▶ Instruction
Exactly as written, retype the listing below, omitting the pictures.

Items from a dataset:

────

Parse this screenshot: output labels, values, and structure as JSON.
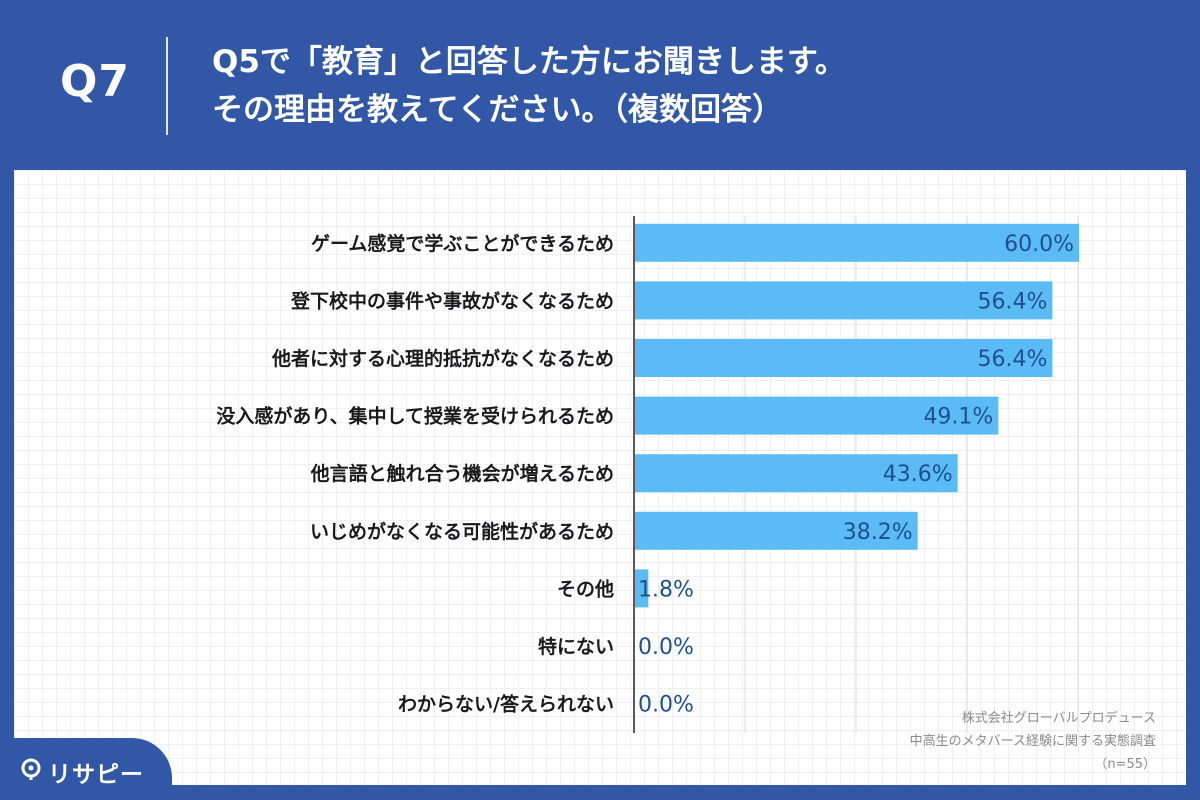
{
  "header": {
    "question_number": "Q7",
    "question_line1": "Q5で「教育」と回答した方にお聞きします。",
    "question_line2": "その理由を教えてください。（複数回答）"
  },
  "colors": {
    "background": "#3157a6",
    "bar": "#5bbcf5",
    "value_text": "#1f4f8f",
    "label_text": "#1a1a1a"
  },
  "chart_data": {
    "type": "bar",
    "orientation": "horizontal",
    "categories": [
      "ゲーム感覚で学ぶことができるため",
      "登下校中の事件や事故がなくなるため",
      "他者に対する心理的抵抗がなくなるため",
      "没入感があり、集中して授業を受けられるため",
      "他言語と触れ合う機会が増えるため",
      "いじめがなくなる可能性があるため",
      "その他",
      "特にない",
      "わからない/答えられない"
    ],
    "values": [
      60.0,
      56.4,
      56.4,
      49.1,
      43.6,
      38.2,
      1.8,
      0.0,
      0.0
    ],
    "value_labels": [
      "60.0%",
      "56.4%",
      "56.4%",
      "49.1%",
      "43.6%",
      "38.2%",
      "1.8%",
      "0.0%",
      "0.0%"
    ],
    "xlim": [
      0,
      60
    ],
    "grid": true
  },
  "footer": {
    "company": "株式会社グローバルプロデュース",
    "survey": "中高生のメタバース経験に関する実態調査",
    "sample": "（n=55）"
  },
  "brand": {
    "name": "リサピー",
    "icon": "pin-icon"
  }
}
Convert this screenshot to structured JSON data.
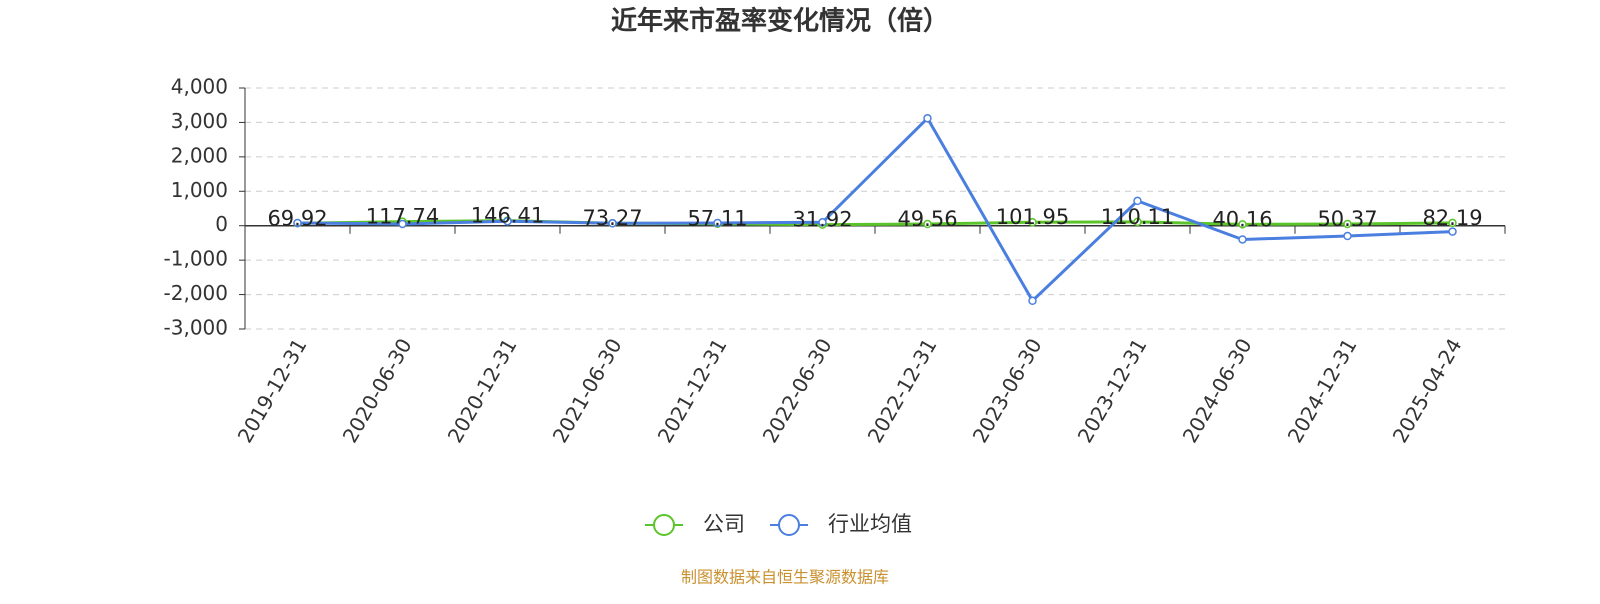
{
  "chart_data": {
    "type": "line",
    "title": "近年来市盈率变化情况（倍）",
    "categories": [
      "2019-12-31",
      "2020-06-30",
      "2020-12-31",
      "2021-06-30",
      "2021-12-31",
      "2022-06-30",
      "2022-12-31",
      "2023-06-30",
      "2023-12-31",
      "2024-06-30",
      "2024-12-31",
      "2025-04-24"
    ],
    "series": [
      {
        "name": "公司",
        "color": "#5bc42a",
        "values": [
          69.92,
          117.74,
          146.41,
          73.27,
          57.11,
          31.92,
          49.56,
          101.95,
          110.11,
          40.16,
          50.37,
          82.19
        ],
        "show_labels": true
      },
      {
        "name": "行业均值",
        "color": "#4a7fe0",
        "values": [
          80,
          50,
          130,
          70,
          80,
          100,
          3120,
          -2180,
          720,
          -400,
          -300,
          -170
        ],
        "show_labels": false
      }
    ],
    "ylim": [
      -3000,
      4000
    ],
    "yticks": [
      {
        "value": -3000,
        "label": "-3,000"
      },
      {
        "value": -2000,
        "label": "-2,000"
      },
      {
        "value": -1000,
        "label": "-1,000"
      },
      0,
      {
        "value": 1000,
        "label": "1,000"
      },
      {
        "value": 2000,
        "label": "2,000"
      },
      {
        "value": 3000,
        "label": "3,000"
      },
      {
        "value": 4000,
        "label": "4,000"
      }
    ],
    "grid": true,
    "legend": "bottom",
    "source": "制图数据来自恒生聚源数据库"
  }
}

────

▶ Correct result
Parse this screenshot: output labels, values, and structure as JSON.
{
  "header": {
    "question_number": "Q7",
    "question_line1": "Q5で「教育」と回答した方にお聞きします。",
    "question_line2": "その理由を教えてください。（複数回答）"
  },
  "colors": {
    "background": "#3157a6",
    "bar": "#5bbcf5",
    "value_text": "#1f4f8f",
    "label_text": "#1a1a1a"
  },
  "chart_data": {
    "type": "bar",
    "orientation": "horizontal",
    "categories": [
      "ゲーム感覚で学ぶことができるため",
      "登下校中の事件や事故がなくなるため",
      "他者に対する心理的抵抗がなくなるため",
      "没入感があり、集中して授業を受けられるため",
      "他言語と触れ合う機会が増えるため",
      "いじめがなくなる可能性があるため",
      "その他",
      "特にない",
      "わからない/答えられない"
    ],
    "values": [
      60.0,
      56.4,
      56.4,
      49.1,
      43.6,
      38.2,
      1.8,
      0.0,
      0.0
    ],
    "value_labels": [
      "60.0%",
      "56.4%",
      "56.4%",
      "49.1%",
      "43.6%",
      "38.2%",
      "1.8%",
      "0.0%",
      "0.0%"
    ],
    "xlim": [
      0,
      60
    ],
    "grid": true
  },
  "footer": {
    "company": "株式会社グローバルプロデュース",
    "survey": "中高生のメタバース経験に関する実態調査",
    "sample": "（n=55）"
  },
  "brand": {
    "name": "リサピー",
    "icon": "pin-icon"
  }
}
Convert this screenshot to structured JSON data.
{
  "chart_data": {
    "type": "line",
    "title": "近年来市盈率变化情况（倍）",
    "categories": [
      "2019-12-31",
      "2020-06-30",
      "2020-12-31",
      "2021-06-30",
      "2021-12-31",
      "2022-06-30",
      "2022-12-31",
      "2023-06-30",
      "2023-12-31",
      "2024-06-30",
      "2024-12-31",
      "2025-04-24"
    ],
    "series": [
      {
        "name": "公司",
        "color": "#5bc42a",
        "values": [
          69.92,
          117.74,
          146.41,
          73.27,
          57.11,
          31.92,
          49.56,
          101.95,
          110.11,
          40.16,
          50.37,
          82.19
        ],
        "show_labels": true
      },
      {
        "name": "行业均值",
        "color": "#4a7fe0",
        "values": [
          80,
          50,
          130,
          70,
          80,
          100,
          3120,
          -2180,
          720,
          -400,
          -300,
          -170
        ],
        "show_labels": false
      }
    ],
    "ylim": [
      -3000,
      4000
    ],
    "yticks": [
      {
        "value": -3000,
        "label": "-3,000"
      },
      {
        "value": -2000,
        "label": "-2,000"
      },
      {
        "value": -1000,
        "label": "-1,000"
      },
      0,
      {
        "value": 1000,
        "label": "1,000"
      },
      {
        "value": 2000,
        "label": "2,000"
      },
      {
        "value": 3000,
        "label": "3,000"
      },
      {
        "value": 4000,
        "label": "4,000"
      }
    ],
    "grid": true,
    "legend": "bottom",
    "source": "制图数据来自恒生聚源数据库"
  }
}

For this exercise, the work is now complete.